* START Record excerpts *
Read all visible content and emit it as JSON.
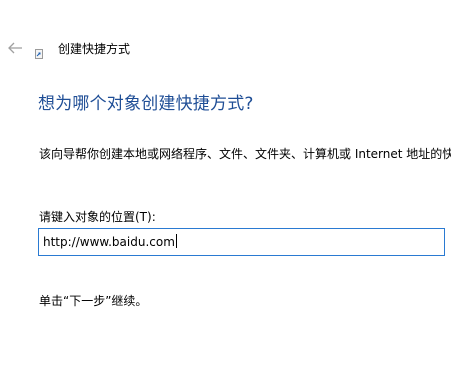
{
  "wizard": {
    "title": "创建快捷方式",
    "heading": "想为哪个对象创建快捷方式?",
    "description": "该向导帮你创建本地或网络程序、文件、文件夹、计算机或 Internet 地址的快",
    "location_label": "请键入对象的位置(T):",
    "location_value": "http://www.baidu.com",
    "next_hint": "单击“下一步”继续。"
  },
  "icons": {
    "back": "back-arrow-icon",
    "shortcut": "shortcut-icon"
  },
  "colors": {
    "heading": "#1f4e96",
    "focus_border": "#2a7ad2",
    "back_arrow": "#a0a0a0"
  }
}
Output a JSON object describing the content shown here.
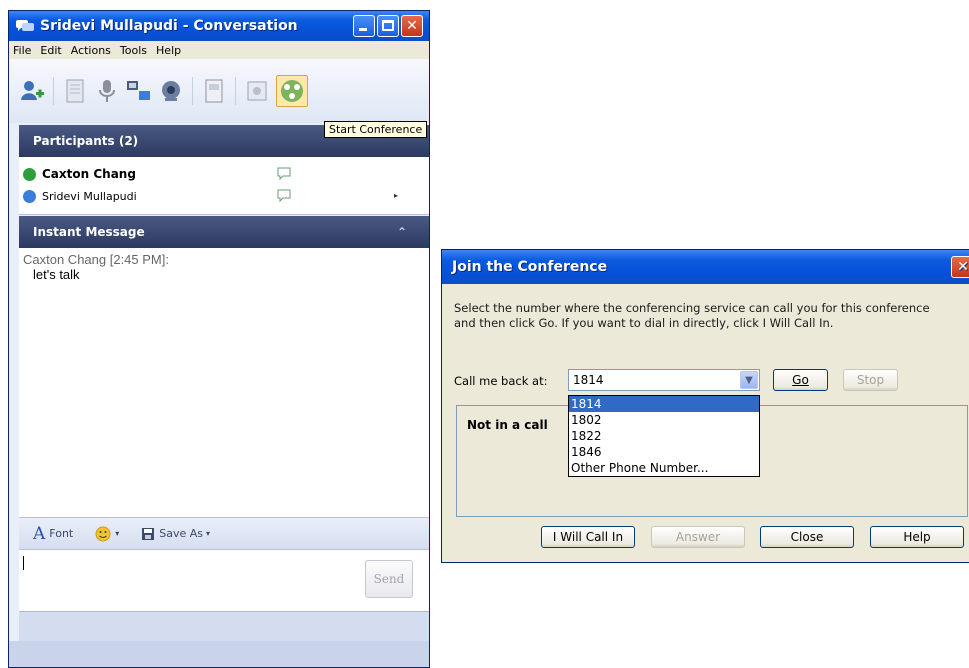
{
  "conversation": {
    "title": "Sridevi Mullapudi - Conversation",
    "menu": [
      "File",
      "Edit",
      "Actions",
      "Tools",
      "Help"
    ],
    "toolbar_icons": [
      "add-participant-icon",
      "share-file-icon",
      "audio-icon",
      "video-icon",
      "webcam-icon",
      "whiteboard-icon",
      "call-icon",
      "start-conference-icon"
    ],
    "tooltip": "Start Conference",
    "participants_header": "Participants (2)",
    "participants": [
      {
        "name": "Caxton Chang",
        "status_color": "#2e9d3a"
      },
      {
        "name": "Sridevi Mullapudi",
        "status_color": "#3b7dd8"
      }
    ],
    "im_header": "Instant Message",
    "messages": [
      {
        "sender": "Caxton Chang [2:45 PM]:",
        "text": "let's talk"
      }
    ],
    "format_bar": {
      "font": "Font",
      "save_as": "Save As"
    },
    "send_label": "Send"
  },
  "join_dialog": {
    "title": "Join the Conference",
    "instruction_line1": "Select the number where the conferencing service can call you for this conference",
    "instruction_line2": "and then click Go. If you want to dial in directly, click I Will Call In.",
    "callback_label": "Call me back at:",
    "callback_value": "1814",
    "go_label": "Go",
    "stop_label": "Stop",
    "status": "Not in a call",
    "dropdown_options": [
      "1814",
      "1802",
      "1822",
      "1846",
      "Other Phone Number..."
    ],
    "buttons": {
      "will_call_in": "I Will Call In",
      "answer": "Answer",
      "close": "Close",
      "help": "Help"
    }
  },
  "colors": {
    "xp_title_blue": "#0a5ae0",
    "section_header": "#2c3a62",
    "selection_blue": "#316ac5"
  }
}
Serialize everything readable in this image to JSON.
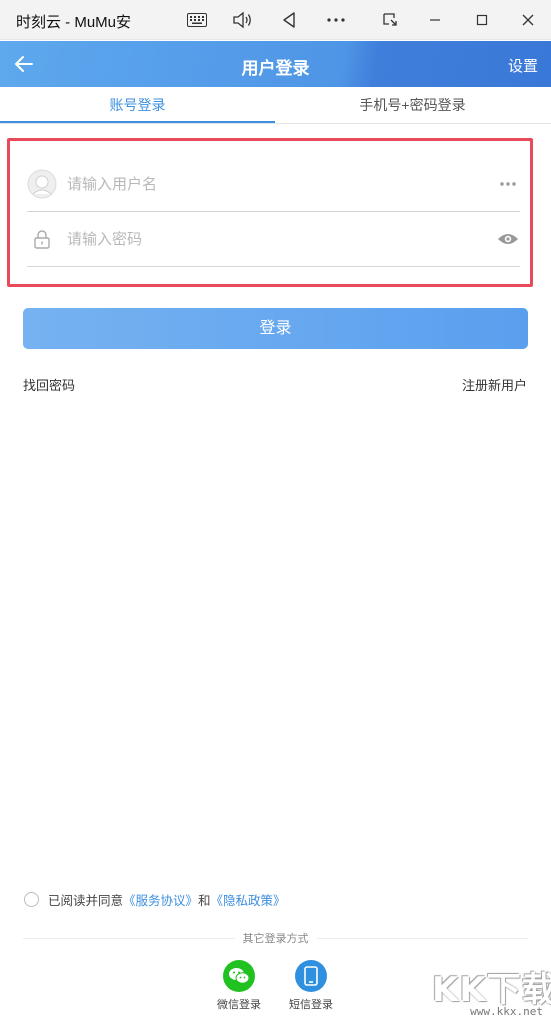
* END Record excerpts *
Directions: Look through the data above. Copy every line with the string "JSON" in it.

Output below:
Read all visible content and emit it as JSON.
Output a JSON object describing the content shown here.
Serialize everything readable in this image to JSON.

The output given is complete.